## Directions
Check every line in the records below for the word "outliers" and report how many have it, nothing more.

---- Available data

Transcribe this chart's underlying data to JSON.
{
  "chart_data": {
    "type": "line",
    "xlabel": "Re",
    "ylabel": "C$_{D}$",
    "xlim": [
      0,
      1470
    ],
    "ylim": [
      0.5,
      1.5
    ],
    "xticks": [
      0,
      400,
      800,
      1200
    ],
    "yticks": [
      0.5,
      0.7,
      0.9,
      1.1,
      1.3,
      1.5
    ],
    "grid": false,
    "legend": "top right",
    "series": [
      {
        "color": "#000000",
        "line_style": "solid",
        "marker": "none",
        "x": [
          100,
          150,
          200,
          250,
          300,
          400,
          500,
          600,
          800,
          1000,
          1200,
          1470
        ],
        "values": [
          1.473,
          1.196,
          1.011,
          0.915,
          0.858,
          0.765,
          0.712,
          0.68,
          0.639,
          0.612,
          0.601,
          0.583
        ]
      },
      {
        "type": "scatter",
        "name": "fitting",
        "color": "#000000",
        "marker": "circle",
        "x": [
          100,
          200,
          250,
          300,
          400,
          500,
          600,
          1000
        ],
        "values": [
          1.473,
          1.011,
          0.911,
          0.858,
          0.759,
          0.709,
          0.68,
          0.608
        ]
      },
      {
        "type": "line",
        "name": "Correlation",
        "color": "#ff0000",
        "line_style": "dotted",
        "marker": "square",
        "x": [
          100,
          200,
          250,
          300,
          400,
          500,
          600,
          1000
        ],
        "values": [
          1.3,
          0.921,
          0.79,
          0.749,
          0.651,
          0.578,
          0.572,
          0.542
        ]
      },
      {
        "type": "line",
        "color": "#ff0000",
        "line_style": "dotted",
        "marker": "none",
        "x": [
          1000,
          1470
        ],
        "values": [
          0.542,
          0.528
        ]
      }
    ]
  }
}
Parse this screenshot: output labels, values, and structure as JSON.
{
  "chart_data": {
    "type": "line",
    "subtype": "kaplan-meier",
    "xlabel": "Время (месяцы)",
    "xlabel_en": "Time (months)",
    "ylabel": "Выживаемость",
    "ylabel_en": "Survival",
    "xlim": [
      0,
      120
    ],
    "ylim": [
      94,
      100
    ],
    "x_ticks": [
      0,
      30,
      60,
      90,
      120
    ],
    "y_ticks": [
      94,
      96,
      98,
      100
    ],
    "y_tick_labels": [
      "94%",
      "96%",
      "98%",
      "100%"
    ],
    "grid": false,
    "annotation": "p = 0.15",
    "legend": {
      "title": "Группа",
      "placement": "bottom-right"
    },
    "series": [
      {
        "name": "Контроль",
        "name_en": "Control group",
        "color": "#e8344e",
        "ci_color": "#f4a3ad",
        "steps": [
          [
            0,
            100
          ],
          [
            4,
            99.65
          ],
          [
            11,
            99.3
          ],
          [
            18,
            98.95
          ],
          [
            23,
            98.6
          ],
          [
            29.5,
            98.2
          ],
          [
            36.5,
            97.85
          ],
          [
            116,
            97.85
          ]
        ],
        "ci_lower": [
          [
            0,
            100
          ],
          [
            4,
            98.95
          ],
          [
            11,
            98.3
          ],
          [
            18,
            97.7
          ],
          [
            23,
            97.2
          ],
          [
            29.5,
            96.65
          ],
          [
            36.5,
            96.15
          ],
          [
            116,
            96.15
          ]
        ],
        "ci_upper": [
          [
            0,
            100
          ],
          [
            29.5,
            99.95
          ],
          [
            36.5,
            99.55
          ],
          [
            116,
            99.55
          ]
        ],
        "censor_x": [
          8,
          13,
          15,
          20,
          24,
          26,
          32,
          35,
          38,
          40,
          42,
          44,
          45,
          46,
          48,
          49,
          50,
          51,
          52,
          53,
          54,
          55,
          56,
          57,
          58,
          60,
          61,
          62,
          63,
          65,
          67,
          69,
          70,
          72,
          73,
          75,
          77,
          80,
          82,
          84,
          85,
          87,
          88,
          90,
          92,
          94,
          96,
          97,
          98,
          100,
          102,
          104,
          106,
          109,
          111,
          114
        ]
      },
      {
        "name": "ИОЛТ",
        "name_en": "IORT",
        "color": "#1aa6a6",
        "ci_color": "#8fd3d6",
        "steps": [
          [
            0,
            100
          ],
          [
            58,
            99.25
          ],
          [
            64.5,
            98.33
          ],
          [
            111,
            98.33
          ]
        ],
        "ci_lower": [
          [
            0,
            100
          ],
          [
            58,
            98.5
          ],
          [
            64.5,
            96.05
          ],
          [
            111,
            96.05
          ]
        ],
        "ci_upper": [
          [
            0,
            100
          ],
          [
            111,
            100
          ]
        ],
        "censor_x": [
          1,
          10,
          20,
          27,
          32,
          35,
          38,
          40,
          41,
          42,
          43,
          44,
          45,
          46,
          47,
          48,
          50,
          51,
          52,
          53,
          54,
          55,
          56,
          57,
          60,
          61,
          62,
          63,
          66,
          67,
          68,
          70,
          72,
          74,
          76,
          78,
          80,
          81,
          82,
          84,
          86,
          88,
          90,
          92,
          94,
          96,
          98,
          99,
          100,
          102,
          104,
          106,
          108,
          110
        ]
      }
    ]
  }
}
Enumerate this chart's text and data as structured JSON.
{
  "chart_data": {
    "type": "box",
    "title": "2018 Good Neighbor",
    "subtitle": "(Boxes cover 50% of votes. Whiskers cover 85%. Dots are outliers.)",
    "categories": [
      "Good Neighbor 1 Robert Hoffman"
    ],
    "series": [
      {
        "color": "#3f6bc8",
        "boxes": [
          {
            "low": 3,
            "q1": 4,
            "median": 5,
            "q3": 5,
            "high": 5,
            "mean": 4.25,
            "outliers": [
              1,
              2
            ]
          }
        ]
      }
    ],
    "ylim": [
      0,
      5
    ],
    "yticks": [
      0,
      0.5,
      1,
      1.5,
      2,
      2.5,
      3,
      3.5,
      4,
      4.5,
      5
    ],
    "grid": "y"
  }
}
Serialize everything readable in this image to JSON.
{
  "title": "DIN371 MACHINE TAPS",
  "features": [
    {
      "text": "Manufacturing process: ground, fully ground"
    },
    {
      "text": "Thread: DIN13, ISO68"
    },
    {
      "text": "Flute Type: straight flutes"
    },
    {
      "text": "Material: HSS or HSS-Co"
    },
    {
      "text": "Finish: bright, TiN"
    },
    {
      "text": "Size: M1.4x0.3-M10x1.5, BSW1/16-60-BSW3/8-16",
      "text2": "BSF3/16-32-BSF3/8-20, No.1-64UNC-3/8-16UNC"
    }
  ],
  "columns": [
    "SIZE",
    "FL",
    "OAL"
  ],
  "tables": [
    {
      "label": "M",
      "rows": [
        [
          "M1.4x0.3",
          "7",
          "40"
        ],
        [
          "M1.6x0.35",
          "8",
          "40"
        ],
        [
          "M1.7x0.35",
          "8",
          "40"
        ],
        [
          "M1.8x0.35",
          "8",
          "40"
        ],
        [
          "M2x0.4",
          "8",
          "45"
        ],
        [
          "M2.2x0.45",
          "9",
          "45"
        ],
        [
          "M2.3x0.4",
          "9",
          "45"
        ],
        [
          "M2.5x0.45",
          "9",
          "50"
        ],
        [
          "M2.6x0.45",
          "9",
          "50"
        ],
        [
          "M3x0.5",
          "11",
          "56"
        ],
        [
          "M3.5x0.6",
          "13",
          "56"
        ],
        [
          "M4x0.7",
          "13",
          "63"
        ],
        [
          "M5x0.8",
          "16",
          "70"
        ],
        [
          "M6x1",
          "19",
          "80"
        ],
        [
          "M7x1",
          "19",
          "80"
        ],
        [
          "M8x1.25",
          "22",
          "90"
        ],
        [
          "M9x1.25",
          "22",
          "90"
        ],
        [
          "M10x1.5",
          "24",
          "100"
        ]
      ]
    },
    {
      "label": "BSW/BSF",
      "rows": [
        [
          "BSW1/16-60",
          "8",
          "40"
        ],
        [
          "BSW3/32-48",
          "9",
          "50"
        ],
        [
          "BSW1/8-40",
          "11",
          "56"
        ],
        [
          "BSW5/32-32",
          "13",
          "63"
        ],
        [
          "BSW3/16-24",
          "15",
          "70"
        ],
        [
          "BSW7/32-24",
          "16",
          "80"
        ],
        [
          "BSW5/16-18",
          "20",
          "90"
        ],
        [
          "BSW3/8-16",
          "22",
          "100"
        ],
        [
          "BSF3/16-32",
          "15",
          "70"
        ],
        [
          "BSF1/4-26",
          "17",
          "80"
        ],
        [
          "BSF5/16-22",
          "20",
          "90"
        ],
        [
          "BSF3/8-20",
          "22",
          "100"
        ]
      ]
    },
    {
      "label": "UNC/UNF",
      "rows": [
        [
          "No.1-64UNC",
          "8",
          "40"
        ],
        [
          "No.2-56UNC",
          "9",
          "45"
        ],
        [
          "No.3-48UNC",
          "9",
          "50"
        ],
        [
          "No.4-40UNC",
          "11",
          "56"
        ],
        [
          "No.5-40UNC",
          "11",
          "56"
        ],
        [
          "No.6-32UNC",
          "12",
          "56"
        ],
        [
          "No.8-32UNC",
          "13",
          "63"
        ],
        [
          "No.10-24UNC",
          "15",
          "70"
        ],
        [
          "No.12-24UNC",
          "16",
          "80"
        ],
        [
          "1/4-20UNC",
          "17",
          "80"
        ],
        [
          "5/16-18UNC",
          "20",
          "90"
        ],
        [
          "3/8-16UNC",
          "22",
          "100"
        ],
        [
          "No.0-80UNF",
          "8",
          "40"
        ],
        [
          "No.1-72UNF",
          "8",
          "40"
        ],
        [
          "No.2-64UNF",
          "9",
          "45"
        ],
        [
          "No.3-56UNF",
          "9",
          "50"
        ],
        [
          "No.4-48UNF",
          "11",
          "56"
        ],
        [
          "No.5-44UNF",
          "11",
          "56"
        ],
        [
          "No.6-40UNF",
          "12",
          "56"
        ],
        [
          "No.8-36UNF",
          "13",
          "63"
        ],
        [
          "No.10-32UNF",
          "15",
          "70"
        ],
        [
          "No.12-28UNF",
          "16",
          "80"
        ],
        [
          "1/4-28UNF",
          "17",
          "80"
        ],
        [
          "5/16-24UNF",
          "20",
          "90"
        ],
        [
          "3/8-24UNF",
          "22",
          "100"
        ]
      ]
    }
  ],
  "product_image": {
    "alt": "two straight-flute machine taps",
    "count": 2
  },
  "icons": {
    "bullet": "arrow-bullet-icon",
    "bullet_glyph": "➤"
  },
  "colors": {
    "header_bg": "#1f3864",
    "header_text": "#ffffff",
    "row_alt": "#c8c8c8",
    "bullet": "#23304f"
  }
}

--------

## Reply to the exercise
2